**WORK INSTRUCTIONS**
Count the lines below that include the word "JSON" and write that number alone.

**MATERIAL PROVIDED**
□ □ □ □ □

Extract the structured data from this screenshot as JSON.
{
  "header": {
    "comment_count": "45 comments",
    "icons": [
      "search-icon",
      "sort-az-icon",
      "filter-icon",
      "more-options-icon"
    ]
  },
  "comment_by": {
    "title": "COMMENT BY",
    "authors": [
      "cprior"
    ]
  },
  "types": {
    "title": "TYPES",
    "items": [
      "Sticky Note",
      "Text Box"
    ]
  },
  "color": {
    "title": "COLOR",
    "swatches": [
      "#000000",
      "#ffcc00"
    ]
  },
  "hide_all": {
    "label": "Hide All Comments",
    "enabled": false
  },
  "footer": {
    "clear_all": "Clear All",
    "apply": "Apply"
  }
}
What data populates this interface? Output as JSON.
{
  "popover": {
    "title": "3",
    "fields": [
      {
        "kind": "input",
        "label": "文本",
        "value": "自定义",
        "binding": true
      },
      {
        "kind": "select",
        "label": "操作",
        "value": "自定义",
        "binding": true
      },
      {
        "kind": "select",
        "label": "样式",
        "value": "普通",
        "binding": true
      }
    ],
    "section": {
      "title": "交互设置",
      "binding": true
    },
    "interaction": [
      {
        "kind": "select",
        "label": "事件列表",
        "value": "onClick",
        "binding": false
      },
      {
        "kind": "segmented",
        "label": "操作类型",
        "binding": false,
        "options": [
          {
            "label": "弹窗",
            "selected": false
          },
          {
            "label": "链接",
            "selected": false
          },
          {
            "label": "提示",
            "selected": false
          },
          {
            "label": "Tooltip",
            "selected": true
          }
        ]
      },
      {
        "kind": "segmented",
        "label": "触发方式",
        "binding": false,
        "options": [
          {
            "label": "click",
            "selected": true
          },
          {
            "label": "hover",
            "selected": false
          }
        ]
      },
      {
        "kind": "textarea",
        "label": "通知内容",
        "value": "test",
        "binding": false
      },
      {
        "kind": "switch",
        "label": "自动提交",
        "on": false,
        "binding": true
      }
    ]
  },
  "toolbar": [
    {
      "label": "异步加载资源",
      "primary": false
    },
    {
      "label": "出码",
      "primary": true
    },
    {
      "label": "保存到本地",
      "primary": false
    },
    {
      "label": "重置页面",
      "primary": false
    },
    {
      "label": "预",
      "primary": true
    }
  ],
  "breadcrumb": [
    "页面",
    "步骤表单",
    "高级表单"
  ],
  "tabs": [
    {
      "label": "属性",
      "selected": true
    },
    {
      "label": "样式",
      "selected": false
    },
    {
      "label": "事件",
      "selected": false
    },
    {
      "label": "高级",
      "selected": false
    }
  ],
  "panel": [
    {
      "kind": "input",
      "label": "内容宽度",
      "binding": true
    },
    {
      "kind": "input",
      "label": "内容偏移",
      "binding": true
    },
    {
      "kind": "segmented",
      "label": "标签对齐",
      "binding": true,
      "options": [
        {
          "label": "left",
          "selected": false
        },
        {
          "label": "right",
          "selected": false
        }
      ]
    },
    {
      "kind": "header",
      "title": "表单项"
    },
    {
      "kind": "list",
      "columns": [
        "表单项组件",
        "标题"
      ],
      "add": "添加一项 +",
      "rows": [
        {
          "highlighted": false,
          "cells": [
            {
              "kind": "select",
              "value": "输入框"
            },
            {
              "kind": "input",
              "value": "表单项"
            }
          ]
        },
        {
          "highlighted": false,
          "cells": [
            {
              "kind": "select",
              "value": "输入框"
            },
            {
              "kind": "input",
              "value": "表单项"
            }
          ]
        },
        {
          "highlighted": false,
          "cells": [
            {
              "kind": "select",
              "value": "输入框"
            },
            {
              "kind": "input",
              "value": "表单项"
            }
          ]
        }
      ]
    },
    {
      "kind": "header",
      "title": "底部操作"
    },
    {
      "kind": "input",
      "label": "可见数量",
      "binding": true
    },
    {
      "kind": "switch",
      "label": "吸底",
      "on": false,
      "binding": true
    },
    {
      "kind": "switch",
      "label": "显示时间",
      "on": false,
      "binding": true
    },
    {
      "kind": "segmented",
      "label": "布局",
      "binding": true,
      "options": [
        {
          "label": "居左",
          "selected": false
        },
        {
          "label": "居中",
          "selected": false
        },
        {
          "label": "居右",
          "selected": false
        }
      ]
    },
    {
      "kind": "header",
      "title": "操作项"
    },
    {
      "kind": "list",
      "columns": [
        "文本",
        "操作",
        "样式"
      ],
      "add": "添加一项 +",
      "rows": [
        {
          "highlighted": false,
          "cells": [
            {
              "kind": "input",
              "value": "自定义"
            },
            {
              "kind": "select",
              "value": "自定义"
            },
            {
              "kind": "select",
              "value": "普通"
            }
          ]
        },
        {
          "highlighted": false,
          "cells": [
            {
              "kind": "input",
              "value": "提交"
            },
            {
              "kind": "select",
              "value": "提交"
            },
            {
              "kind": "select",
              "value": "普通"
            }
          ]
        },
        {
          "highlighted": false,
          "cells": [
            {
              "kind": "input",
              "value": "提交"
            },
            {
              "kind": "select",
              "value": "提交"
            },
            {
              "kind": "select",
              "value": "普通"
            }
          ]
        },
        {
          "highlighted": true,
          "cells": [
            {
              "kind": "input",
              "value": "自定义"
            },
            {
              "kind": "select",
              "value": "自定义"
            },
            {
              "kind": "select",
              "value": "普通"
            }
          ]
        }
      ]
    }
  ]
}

□ □ □ □ □

**RESPONSE**
2